*INSTRUCTIONS FOR THE TASK*
Reproduce the material in full, exactly as written.

*EXTRACTED MATERIAL*
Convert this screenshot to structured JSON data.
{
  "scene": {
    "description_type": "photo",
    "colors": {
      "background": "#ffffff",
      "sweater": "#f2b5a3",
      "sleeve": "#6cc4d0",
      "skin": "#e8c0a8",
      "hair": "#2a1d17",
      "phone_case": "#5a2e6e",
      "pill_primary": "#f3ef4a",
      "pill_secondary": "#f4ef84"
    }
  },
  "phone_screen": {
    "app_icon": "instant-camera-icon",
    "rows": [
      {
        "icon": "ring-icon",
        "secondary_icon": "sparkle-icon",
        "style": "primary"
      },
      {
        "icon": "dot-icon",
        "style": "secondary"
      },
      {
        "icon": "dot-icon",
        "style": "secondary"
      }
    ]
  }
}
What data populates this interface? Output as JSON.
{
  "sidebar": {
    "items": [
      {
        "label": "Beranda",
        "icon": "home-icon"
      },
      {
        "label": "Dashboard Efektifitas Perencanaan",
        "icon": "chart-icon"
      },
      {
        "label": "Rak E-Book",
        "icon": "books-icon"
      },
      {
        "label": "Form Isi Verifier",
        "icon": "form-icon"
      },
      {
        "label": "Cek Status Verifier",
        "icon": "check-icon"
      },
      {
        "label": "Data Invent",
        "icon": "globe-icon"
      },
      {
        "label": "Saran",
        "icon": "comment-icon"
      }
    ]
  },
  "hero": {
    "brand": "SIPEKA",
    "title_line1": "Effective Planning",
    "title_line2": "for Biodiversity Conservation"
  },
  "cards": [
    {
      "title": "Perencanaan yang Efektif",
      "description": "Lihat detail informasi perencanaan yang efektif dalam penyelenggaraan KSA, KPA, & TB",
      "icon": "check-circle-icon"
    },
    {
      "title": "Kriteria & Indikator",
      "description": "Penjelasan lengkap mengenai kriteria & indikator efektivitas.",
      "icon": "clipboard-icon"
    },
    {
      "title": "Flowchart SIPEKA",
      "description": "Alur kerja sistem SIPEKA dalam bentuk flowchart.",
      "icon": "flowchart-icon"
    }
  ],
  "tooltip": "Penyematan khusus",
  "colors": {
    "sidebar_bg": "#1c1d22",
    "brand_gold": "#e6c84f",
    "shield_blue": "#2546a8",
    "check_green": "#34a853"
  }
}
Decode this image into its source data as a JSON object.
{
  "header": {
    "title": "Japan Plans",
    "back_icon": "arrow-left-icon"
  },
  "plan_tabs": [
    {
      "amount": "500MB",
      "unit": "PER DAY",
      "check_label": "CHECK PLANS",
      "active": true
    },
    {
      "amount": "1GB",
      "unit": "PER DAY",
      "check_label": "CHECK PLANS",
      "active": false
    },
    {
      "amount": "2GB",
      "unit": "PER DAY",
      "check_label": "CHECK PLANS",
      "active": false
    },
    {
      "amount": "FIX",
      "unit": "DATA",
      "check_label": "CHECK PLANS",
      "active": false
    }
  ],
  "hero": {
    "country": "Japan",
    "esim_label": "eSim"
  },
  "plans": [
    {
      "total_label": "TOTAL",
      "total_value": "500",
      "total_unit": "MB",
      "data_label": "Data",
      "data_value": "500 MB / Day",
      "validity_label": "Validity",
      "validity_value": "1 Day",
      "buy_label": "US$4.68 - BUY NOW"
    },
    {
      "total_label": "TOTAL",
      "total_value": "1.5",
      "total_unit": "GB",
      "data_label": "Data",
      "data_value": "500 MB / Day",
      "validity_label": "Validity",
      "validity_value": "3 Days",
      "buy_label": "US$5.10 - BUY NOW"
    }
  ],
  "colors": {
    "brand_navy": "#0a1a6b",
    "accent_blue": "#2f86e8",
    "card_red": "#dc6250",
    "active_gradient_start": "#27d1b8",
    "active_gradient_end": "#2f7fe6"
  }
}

*REPLY TO THE TASK*
Convert this screenshot to structured JSON data.
{
  "scene": {
    "description_type": "photo",
    "colors": {
      "background": "#ffffff",
      "sweater": "#f2b5a3",
      "sleeve": "#6cc4d0",
      "skin": "#e8c0a8",
      "hair": "#2a1d17",
      "phone_case": "#5a2e6e",
      "pill_primary": "#f3ef4a",
      "pill_secondary": "#f4ef84"
    }
  },
  "phone_screen": {
    "app_icon": "instant-camera-icon",
    "rows": [
      {
        "icon": "ring-icon",
        "secondary_icon": "sparkle-icon",
        "style": "primary"
      },
      {
        "icon": "dot-icon",
        "style": "secondary"
      },
      {
        "icon": "dot-icon",
        "style": "secondary"
      }
    ]
  }
}
What data populates this interface? Output as JSON.
{
  "sidebar": {
    "items": [
      {
        "label": "Beranda",
        "icon": "home-icon"
      },
      {
        "label": "Dashboard Efektifitas Perencanaan",
        "icon": "chart-icon"
      },
      {
        "label": "Rak E-Book",
        "icon": "books-icon"
      },
      {
        "label": "Form Isi Verifier",
        "icon": "form-icon"
      },
      {
        "label": "Cek Status Verifier",
        "icon": "check-icon"
      },
      {
        "label": "Data Invent",
        "icon": "globe-icon"
      },
      {
        "label": "Saran",
        "icon": "comment-icon"
      }
    ]
  },
  "hero": {
    "brand": "SIPEKA",
    "title_line1": "Effective Planning",
    "title_line2": "for Biodiversity Conservation"
  },
  "cards": [
    {
      "title": "Perencanaan yang Efektif",
      "description": "Lihat detail informasi perencanaan yang efektif dalam penyelenggaraan KSA, KPA, & TB",
      "icon": "check-circle-icon"
    },
    {
      "title": "Kriteria & Indikator",
      "description": "Penjelasan lengkap mengenai kriteria & indikator efektivitas.",
      "icon": "clipboard-icon"
    },
    {
      "title": "Flowchart SIPEKA",
      "description": "Alur kerja sistem SIPEKA dalam bentuk flowchart.",
      "icon": "flowchart-icon"
    }
  ],
  "tooltip": "Penyematan khusus",
  "colors": {
    "sidebar_bg": "#1c1d22",
    "brand_gold": "#e6c84f",
    "shield_blue": "#2546a8",
    "check_green": "#34a853"
  }
}
Decode this image into its source data as a JSON object.
{
  "header": {
    "title": "Japan Plans",
    "back_icon": "arrow-left-icon"
  },
  "plan_tabs": [
    {
      "amount": "500MB",
      "unit": "PER DAY",
      "check_label": "CHECK PLANS",
      "active": true
    },
    {
      "amount": "1GB",
      "unit": "PER DAY",
      "check_label": "CHECK PLANS",
      "active": false
    },
    {
      "amount": "2GB",
      "unit": "PER DAY",
      "check_label": "CHECK PLANS",
      "active": false
    },
    {
      "amount": "FIX",
      "unit": "DATA",
      "check_label": "CHECK PLANS",
      "active": false
    }
  ],
  "hero": {
    "country": "Japan",
    "esim_label": "eSim"
  },
  "plans": [
    {
      "total_label": "TOTAL",
      "total_value": "500",
      "total_unit": "MB",
      "data_label": "Data",
      "data_value": "500 MB / Day",
      "validity_label": "Validity",
      "validity_value": "1 Day",
      "buy_label": "US$4.68 - BUY NOW"
    },
    {
      "total_label": "TOTAL",
      "total_value": "1.5",
      "total_unit": "GB",
      "data_label": "Data",
      "data_value": "500 MB / Day",
      "validity_label": "Validity",
      "validity_value": "3 Days",
      "buy_label": "US$5.10 - BUY NOW"
    }
  ],
  "colors": {
    "brand_navy": "#0a1a6b",
    "accent_blue": "#2f86e8",
    "card_red": "#dc6250",
    "active_gradient_start": "#27d1b8",
    "active_gradient_end": "#2f7fe6"
  }
}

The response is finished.